--- begin SOURCE MATERIAL ---

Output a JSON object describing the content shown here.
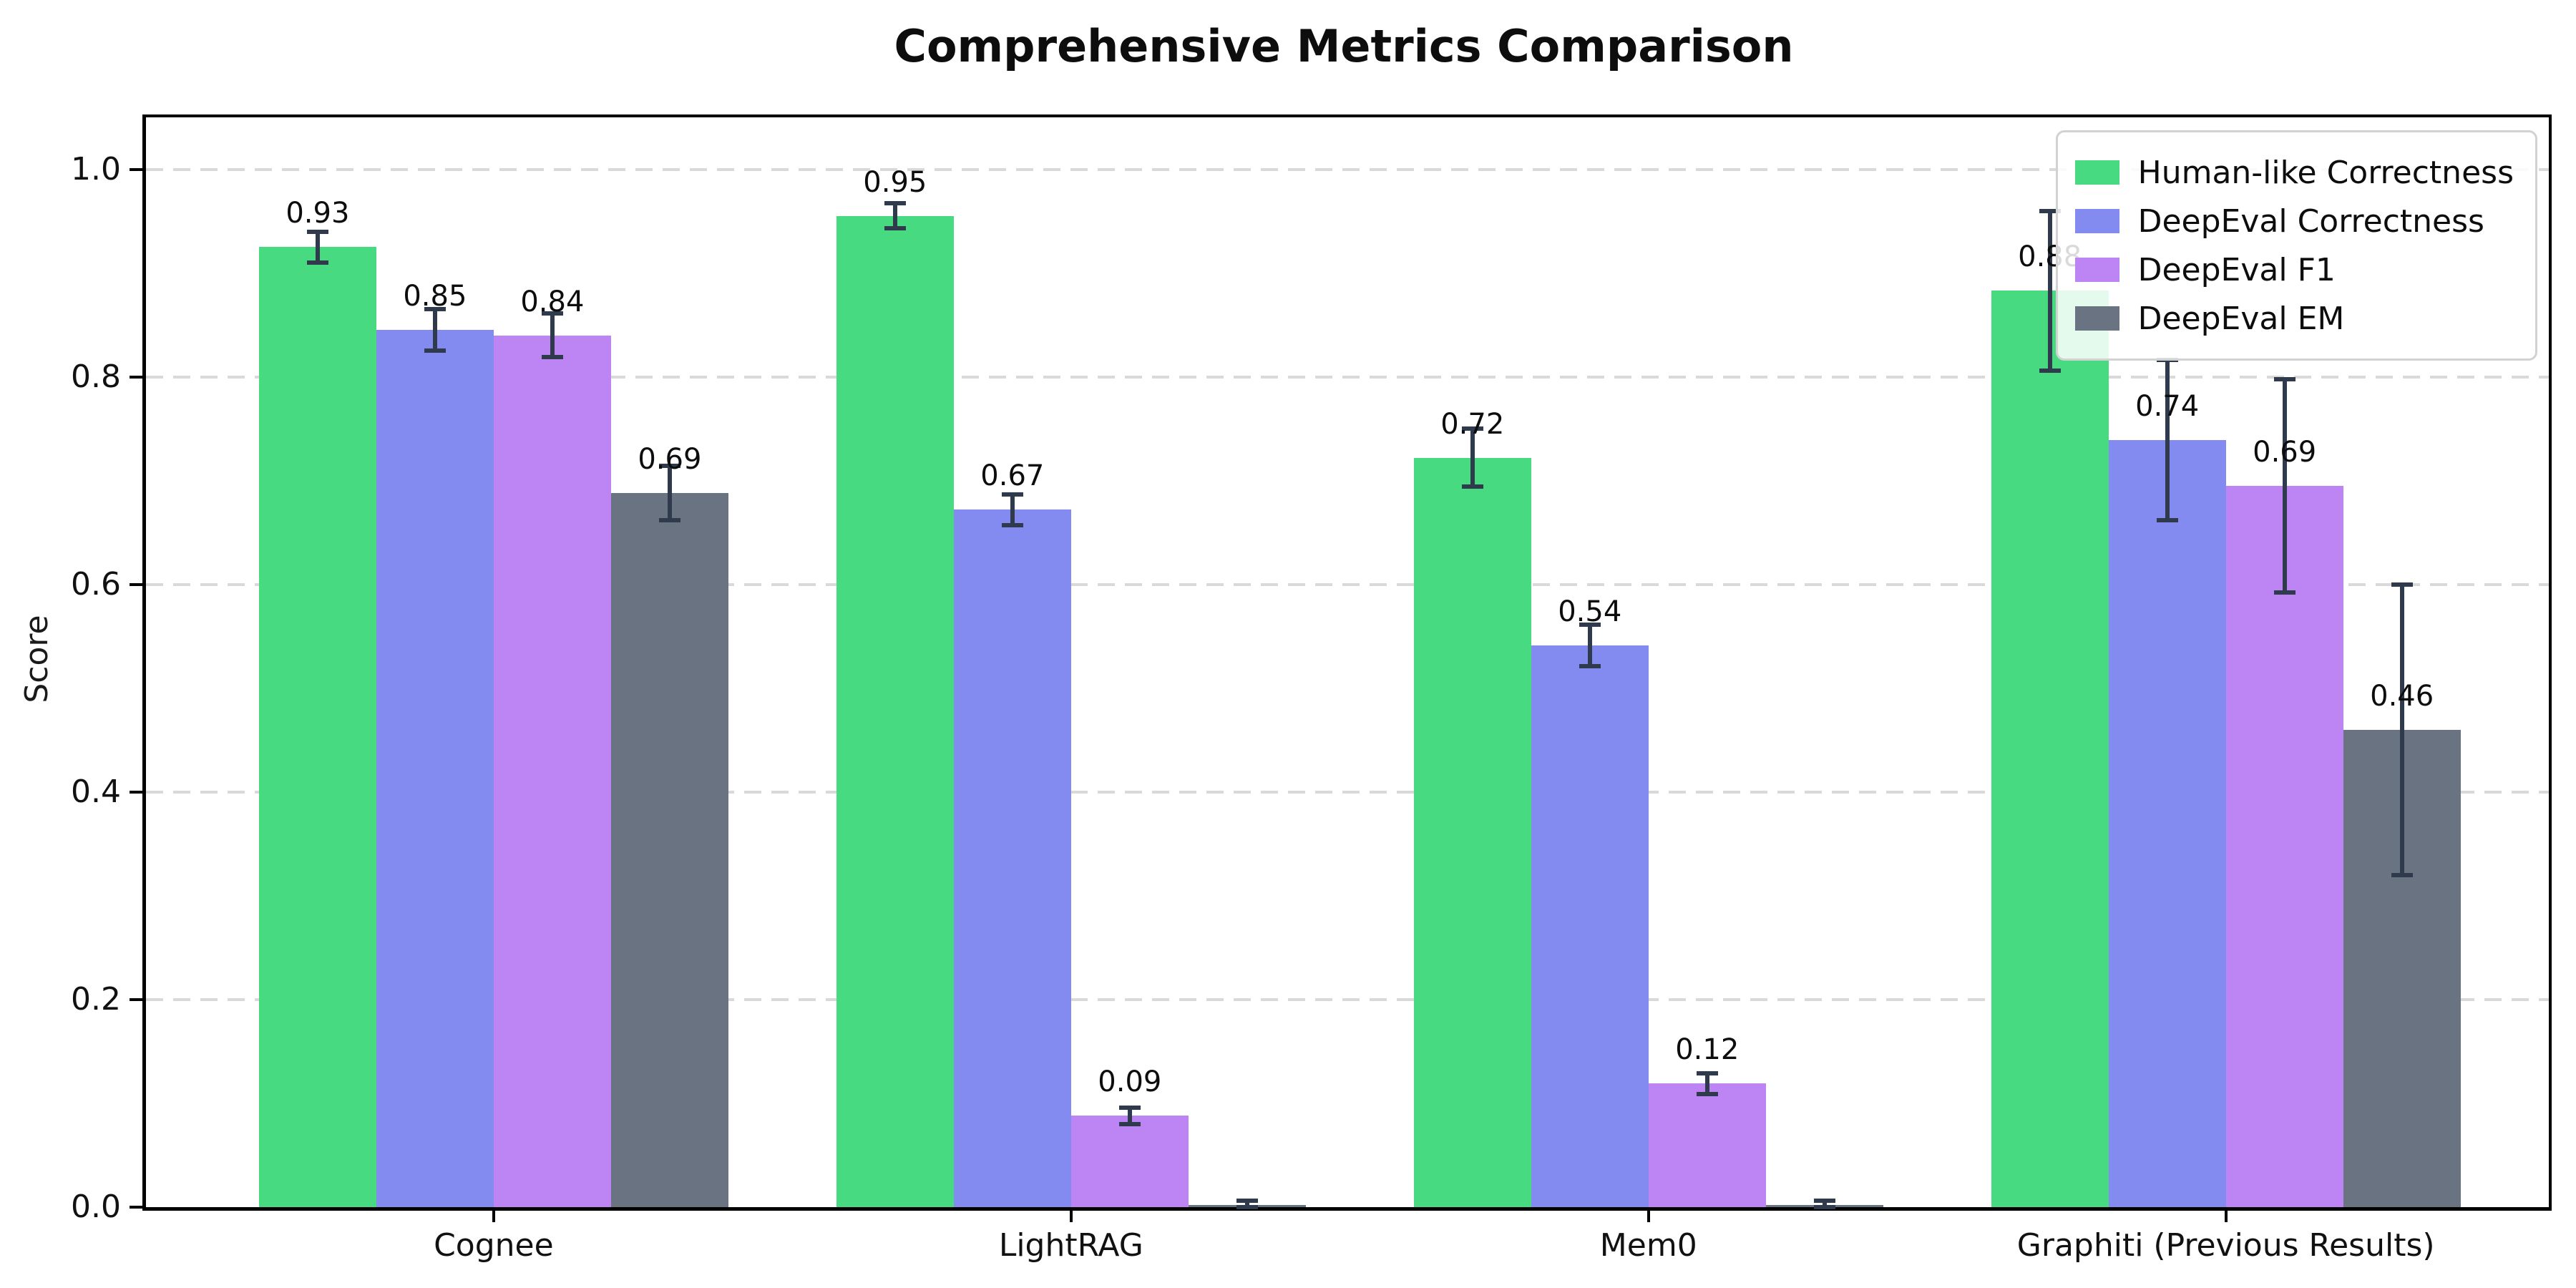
{
  "figure": {
    "title": "Comprehensive Metrics Comparison"
  },
  "chart_data": {
    "type": "bar",
    "title": "Comprehensive Metrics Comparison",
    "xlabel": "",
    "ylabel": "Score",
    "categories": [
      "Cognee",
      "LightRAG",
      "Mem0",
      "Graphiti (Previous Results)"
    ],
    "series": [
      {
        "name": "Human-like Correctness",
        "color": "#47da81",
        "values": [
          0.925,
          0.955,
          0.722,
          0.883
        ],
        "errors": [
          0.015,
          0.012,
          0.028,
          0.077
        ],
        "labels": [
          "0.93",
          "0.95",
          "0.72",
          "0.88"
        ]
      },
      {
        "name": "DeepEval Correctness",
        "color": "#838af0",
        "values": [
          0.845,
          0.672,
          0.541,
          0.739
        ],
        "errors": [
          0.02,
          0.015,
          0.02,
          0.077
        ],
        "labels": [
          "0.85",
          "0.67",
          "0.54",
          "0.74"
        ]
      },
      {
        "name": "DeepEval F1",
        "color": "#bd84f4",
        "values": [
          0.84,
          0.088,
          0.119,
          0.695
        ],
        "errors": [
          0.021,
          0.008,
          0.01,
          0.103
        ],
        "labels": [
          "0.84",
          "0.09",
          "0.12",
          "0.69"
        ]
      },
      {
        "name": "DeepEval EM",
        "color": "#6a7382",
        "values": [
          0.688,
          0.002,
          0.002,
          0.46
        ],
        "errors": [
          0.026,
          0.004,
          0.004,
          0.14
        ],
        "labels": [
          "0.69",
          "",
          "",
          "0.46"
        ]
      }
    ],
    "ylim": [
      0,
      1.05
    ],
    "yticks": [
      "0.0",
      "0.2",
      "0.4",
      "0.6",
      "0.8",
      "1.0"
    ],
    "ytick_values": [
      0.0,
      0.2,
      0.4,
      0.6,
      0.8,
      1.0
    ],
    "grid": {
      "axis": "y",
      "style": "dashed",
      "color": "#d9d9d9"
    },
    "error_bar_color": "#2f3b4d",
    "legend": {
      "position": "upper right",
      "entries": [
        "Human-like Correctness",
        "DeepEval Correctness",
        "DeepEval F1",
        "DeepEval EM"
      ]
    }
  }
}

--- end SOURCE MATERIAL ---

The records shown above are to be repeated exactly, with the pictures left out.

RESULT FOR THIS EXERCISE.
Output a JSON object describing the content shown here.
{
  "figure": {
    "title": "Comprehensive Metrics Comparison"
  },
  "chart_data": {
    "type": "bar",
    "title": "Comprehensive Metrics Comparison",
    "xlabel": "",
    "ylabel": "Score",
    "categories": [
      "Cognee",
      "LightRAG",
      "Mem0",
      "Graphiti (Previous Results)"
    ],
    "series": [
      {
        "name": "Human-like Correctness",
        "color": "#47da81",
        "values": [
          0.925,
          0.955,
          0.722,
          0.883
        ],
        "errors": [
          0.015,
          0.012,
          0.028,
          0.077
        ],
        "labels": [
          "0.93",
          "0.95",
          "0.72",
          "0.88"
        ]
      },
      {
        "name": "DeepEval Correctness",
        "color": "#838af0",
        "values": [
          0.845,
          0.672,
          0.541,
          0.739
        ],
        "errors": [
          0.02,
          0.015,
          0.02,
          0.077
        ],
        "labels": [
          "0.85",
          "0.67",
          "0.54",
          "0.74"
        ]
      },
      {
        "name": "DeepEval F1",
        "color": "#bd84f4",
        "values": [
          0.84,
          0.088,
          0.119,
          0.695
        ],
        "errors": [
          0.021,
          0.008,
          0.01,
          0.103
        ],
        "labels": [
          "0.84",
          "0.09",
          "0.12",
          "0.69"
        ]
      },
      {
        "name": "DeepEval EM",
        "color": "#6a7382",
        "values": [
          0.688,
          0.002,
          0.002,
          0.46
        ],
        "errors": [
          0.026,
          0.004,
          0.004,
          0.14
        ],
        "labels": [
          "0.69",
          "",
          "",
          "0.46"
        ]
      }
    ],
    "ylim": [
      0,
      1.05
    ],
    "yticks": [
      "0.0",
      "0.2",
      "0.4",
      "0.6",
      "0.8",
      "1.0"
    ],
    "ytick_values": [
      0.0,
      0.2,
      0.4,
      0.6,
      0.8,
      1.0
    ],
    "grid": {
      "axis": "y",
      "style": "dashed",
      "color": "#d9d9d9"
    },
    "error_bar_color": "#2f3b4d",
    "legend": {
      "position": "upper right",
      "entries": [
        "Human-like Correctness",
        "DeepEval Correctness",
        "DeepEval F1",
        "DeepEval EM"
      ]
    }
  }
}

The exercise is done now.